### Given instruction:
For every line in the data below that contains "JSON", copy the line.

Figure record extracts
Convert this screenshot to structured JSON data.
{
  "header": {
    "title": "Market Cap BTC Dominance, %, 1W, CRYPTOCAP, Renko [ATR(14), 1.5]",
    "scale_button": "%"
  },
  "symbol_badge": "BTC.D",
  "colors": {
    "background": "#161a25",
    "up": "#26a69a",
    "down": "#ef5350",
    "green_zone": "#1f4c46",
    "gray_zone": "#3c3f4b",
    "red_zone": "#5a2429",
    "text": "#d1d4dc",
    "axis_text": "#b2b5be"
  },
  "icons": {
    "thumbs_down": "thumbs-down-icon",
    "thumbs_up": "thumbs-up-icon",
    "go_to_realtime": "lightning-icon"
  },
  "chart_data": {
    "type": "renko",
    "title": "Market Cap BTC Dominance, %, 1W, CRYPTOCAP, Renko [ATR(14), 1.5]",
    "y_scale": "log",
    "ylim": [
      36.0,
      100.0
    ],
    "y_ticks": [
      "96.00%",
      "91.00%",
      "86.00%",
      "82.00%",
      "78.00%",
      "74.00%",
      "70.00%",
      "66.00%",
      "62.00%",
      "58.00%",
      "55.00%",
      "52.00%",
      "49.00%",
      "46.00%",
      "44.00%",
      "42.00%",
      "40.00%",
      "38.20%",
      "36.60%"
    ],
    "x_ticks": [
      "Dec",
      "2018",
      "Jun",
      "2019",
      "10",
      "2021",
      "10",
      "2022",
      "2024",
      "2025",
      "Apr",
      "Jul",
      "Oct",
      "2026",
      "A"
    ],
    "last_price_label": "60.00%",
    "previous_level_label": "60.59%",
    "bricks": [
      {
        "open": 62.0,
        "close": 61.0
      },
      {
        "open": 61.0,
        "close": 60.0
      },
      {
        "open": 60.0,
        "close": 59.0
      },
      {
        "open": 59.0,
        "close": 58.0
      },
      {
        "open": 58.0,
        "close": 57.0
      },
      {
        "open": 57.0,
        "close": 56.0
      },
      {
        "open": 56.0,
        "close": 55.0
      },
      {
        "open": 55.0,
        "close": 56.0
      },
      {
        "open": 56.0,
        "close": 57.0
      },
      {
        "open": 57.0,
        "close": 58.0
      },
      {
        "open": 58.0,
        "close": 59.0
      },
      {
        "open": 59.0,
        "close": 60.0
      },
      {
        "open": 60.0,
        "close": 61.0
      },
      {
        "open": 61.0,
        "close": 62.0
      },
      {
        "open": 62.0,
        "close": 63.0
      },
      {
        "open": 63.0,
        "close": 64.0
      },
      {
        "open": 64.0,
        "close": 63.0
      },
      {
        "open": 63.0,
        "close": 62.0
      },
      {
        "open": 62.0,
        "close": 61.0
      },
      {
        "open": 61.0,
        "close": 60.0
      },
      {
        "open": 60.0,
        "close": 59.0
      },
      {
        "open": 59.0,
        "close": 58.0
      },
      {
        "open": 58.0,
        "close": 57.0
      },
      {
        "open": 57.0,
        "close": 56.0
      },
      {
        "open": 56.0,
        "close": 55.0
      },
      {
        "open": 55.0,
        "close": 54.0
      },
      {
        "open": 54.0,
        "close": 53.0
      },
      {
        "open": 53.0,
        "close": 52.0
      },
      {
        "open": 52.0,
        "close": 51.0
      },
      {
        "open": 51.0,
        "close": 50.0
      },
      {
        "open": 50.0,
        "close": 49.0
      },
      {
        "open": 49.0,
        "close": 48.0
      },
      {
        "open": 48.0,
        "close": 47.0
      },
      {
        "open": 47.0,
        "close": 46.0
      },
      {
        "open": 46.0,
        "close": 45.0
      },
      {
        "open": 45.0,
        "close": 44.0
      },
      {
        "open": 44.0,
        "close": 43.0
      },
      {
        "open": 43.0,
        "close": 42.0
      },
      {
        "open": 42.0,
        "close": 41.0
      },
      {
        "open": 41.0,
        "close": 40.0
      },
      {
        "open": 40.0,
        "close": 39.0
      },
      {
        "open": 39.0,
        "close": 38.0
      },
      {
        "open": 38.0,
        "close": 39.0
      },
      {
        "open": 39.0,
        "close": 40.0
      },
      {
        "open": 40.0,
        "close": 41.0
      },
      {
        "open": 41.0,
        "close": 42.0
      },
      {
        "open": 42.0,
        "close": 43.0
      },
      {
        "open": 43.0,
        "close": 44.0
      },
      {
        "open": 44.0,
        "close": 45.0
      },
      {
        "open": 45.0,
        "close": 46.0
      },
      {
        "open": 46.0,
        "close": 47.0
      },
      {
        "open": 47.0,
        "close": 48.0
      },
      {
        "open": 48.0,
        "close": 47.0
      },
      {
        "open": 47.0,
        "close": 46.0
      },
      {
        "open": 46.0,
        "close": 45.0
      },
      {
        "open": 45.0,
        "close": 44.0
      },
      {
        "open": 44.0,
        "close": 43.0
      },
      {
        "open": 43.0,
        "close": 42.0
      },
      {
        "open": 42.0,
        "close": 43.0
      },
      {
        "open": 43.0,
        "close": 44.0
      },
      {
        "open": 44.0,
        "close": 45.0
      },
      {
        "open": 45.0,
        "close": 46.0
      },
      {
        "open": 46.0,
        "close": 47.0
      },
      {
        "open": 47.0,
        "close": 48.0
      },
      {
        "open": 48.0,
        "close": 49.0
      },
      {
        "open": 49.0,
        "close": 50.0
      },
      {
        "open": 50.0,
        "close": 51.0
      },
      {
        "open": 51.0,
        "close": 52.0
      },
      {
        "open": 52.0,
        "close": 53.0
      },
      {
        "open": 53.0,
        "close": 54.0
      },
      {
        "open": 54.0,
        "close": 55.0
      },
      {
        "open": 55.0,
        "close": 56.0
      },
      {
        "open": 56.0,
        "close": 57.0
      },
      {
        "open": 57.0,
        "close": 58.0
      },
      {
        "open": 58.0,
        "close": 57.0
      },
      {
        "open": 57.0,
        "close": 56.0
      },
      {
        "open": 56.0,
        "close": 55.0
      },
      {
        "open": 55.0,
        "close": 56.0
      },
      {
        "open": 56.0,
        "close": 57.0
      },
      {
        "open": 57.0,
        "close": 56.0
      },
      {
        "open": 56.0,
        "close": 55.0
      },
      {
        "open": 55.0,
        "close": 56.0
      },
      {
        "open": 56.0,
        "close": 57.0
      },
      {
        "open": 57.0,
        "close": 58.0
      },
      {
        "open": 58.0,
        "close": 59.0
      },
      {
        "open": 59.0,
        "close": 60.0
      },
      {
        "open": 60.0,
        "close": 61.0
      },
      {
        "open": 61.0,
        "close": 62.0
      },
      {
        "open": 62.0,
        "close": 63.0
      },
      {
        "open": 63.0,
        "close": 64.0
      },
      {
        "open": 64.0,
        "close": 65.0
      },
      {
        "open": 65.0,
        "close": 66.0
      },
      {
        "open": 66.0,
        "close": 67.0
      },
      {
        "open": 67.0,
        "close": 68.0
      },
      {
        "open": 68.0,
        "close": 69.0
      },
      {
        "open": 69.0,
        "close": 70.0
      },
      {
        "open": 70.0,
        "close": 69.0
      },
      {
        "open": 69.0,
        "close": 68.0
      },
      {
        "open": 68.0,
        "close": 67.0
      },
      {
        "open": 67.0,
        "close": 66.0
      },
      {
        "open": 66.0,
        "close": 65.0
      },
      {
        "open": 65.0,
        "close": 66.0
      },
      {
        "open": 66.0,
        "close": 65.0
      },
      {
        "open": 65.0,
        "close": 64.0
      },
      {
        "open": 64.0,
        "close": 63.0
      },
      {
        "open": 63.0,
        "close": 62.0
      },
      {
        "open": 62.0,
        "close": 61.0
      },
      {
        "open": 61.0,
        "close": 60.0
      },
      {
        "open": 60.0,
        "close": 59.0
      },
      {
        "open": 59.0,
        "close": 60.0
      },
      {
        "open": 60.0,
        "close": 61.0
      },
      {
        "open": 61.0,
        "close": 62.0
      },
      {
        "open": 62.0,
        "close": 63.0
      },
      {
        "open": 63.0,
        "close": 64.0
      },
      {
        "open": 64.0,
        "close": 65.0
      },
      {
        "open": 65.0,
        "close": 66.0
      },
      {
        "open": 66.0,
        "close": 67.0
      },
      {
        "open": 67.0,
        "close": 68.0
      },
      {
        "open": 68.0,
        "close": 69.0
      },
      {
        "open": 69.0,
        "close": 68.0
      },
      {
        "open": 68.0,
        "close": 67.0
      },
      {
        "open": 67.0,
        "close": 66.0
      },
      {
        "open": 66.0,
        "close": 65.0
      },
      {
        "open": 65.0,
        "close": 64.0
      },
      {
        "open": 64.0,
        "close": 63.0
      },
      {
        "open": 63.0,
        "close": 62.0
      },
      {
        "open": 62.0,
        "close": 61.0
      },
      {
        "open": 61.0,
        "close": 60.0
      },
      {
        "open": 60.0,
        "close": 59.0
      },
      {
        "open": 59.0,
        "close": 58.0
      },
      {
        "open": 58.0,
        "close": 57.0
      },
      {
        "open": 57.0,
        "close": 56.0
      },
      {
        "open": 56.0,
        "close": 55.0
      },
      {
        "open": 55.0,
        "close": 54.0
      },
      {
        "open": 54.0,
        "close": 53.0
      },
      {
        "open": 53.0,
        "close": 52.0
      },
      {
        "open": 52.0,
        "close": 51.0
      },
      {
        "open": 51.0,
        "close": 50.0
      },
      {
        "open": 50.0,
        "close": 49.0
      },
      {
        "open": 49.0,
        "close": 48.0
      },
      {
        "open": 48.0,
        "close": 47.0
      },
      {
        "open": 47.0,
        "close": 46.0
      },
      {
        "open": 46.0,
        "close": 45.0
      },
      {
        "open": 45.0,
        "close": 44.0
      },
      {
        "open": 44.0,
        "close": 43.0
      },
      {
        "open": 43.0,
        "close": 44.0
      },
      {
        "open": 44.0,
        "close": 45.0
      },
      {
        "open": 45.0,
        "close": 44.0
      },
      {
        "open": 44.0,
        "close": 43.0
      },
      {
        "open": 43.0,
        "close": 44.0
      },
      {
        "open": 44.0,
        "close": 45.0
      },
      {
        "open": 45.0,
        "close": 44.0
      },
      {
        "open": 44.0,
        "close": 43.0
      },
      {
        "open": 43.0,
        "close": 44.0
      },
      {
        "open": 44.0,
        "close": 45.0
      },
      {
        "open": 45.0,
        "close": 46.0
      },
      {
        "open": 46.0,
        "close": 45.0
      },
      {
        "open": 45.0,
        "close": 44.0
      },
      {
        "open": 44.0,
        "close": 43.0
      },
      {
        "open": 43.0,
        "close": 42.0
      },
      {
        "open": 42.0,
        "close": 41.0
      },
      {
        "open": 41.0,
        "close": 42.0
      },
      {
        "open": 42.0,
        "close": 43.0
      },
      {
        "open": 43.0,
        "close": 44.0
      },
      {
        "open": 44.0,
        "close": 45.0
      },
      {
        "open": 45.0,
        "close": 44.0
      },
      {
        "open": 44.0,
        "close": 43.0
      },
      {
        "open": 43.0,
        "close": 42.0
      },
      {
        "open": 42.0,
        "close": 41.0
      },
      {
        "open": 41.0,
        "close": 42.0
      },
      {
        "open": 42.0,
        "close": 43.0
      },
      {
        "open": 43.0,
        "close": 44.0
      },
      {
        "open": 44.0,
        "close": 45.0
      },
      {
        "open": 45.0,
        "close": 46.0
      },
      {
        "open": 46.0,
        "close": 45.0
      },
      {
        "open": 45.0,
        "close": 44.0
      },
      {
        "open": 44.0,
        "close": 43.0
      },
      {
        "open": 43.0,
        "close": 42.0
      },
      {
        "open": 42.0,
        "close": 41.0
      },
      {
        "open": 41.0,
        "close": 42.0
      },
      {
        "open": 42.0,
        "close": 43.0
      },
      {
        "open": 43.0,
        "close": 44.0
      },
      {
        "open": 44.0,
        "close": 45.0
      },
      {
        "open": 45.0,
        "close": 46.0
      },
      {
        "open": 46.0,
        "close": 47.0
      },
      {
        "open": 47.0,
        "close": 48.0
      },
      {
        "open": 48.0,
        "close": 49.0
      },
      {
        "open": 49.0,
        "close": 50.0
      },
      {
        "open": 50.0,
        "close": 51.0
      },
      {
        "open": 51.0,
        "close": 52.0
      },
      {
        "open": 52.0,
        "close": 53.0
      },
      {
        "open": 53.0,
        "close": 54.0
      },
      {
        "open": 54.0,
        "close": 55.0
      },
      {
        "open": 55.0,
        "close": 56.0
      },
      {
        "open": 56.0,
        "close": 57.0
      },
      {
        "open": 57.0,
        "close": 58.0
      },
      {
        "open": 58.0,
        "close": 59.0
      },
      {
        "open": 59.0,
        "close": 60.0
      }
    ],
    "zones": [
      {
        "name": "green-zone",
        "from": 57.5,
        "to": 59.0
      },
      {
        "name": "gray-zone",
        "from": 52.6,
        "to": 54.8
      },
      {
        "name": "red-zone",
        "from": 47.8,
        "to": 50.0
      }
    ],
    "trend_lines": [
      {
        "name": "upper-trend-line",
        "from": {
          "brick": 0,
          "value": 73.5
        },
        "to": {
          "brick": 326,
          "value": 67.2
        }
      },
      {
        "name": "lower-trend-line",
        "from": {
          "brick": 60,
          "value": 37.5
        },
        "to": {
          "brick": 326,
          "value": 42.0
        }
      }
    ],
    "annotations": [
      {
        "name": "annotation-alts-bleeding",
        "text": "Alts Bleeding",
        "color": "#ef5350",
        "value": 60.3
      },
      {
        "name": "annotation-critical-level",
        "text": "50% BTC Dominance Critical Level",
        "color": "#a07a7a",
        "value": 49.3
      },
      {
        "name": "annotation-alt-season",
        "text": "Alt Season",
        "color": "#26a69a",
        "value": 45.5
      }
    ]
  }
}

---

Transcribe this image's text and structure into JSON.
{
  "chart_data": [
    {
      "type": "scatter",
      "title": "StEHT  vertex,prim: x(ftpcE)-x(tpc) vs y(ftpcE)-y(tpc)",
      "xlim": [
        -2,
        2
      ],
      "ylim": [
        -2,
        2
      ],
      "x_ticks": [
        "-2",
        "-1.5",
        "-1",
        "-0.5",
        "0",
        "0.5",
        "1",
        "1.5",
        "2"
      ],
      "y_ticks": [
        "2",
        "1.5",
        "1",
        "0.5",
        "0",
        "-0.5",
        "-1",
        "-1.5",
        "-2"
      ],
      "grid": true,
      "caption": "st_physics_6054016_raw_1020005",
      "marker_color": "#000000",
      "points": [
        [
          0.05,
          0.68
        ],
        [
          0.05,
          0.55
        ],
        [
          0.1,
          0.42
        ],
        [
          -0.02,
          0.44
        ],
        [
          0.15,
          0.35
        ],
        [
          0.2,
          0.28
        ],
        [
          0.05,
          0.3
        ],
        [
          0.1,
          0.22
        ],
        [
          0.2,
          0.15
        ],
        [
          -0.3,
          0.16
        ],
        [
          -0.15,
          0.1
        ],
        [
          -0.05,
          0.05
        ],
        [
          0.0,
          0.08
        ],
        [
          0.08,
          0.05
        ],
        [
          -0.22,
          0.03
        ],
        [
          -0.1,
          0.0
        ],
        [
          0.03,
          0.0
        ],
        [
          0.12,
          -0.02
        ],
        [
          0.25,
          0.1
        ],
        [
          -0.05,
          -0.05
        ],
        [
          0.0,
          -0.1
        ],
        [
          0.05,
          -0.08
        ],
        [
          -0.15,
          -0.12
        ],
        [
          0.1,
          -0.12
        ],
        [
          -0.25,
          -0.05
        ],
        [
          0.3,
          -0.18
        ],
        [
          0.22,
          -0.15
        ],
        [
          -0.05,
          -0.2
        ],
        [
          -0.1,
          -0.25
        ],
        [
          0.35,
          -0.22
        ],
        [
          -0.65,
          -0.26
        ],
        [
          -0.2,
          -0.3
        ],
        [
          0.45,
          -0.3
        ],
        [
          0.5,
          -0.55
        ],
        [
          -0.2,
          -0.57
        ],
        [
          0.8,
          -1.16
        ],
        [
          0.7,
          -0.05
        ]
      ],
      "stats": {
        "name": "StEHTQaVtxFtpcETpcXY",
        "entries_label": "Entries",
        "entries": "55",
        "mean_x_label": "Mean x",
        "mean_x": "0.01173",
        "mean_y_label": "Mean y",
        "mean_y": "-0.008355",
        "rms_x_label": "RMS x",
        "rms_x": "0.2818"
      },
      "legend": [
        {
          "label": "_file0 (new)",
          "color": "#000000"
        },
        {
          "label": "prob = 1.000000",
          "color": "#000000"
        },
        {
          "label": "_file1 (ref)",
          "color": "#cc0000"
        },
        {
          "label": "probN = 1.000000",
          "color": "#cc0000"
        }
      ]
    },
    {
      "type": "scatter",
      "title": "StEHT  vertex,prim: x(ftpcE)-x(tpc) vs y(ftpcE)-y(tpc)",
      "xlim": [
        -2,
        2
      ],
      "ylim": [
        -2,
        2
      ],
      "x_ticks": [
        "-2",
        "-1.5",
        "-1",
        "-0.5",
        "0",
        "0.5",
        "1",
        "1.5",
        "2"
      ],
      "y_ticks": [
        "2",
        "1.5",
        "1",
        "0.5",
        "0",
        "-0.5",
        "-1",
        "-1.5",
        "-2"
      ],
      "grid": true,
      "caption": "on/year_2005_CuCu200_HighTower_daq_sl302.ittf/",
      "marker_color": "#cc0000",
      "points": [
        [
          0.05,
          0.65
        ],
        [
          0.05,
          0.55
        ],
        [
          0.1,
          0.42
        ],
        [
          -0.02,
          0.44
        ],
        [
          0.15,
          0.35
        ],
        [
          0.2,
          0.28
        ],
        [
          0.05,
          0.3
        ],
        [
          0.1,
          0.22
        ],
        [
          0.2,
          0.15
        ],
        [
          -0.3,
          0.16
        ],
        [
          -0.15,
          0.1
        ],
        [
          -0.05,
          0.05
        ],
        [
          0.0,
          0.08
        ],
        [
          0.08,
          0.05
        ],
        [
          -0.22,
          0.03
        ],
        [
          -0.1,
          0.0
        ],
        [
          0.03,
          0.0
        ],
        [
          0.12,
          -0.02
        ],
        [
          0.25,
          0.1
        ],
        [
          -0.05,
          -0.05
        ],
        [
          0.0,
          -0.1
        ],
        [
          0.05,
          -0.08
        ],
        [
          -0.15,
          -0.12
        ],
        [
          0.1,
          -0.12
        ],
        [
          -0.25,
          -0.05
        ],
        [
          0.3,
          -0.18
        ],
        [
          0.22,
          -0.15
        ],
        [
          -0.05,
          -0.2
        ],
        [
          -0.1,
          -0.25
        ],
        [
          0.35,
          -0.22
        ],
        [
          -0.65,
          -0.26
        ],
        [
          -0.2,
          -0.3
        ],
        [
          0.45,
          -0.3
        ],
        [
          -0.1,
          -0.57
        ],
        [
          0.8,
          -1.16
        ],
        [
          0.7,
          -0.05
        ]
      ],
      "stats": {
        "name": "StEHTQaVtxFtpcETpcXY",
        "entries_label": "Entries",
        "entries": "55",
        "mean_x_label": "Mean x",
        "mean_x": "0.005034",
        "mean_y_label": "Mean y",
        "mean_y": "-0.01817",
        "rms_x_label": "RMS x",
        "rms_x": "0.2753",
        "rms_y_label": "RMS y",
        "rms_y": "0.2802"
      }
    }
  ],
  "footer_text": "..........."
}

### The answer:
Convert this screenshot to structured JSON data.
Transcribe this image's text and structure into JSON.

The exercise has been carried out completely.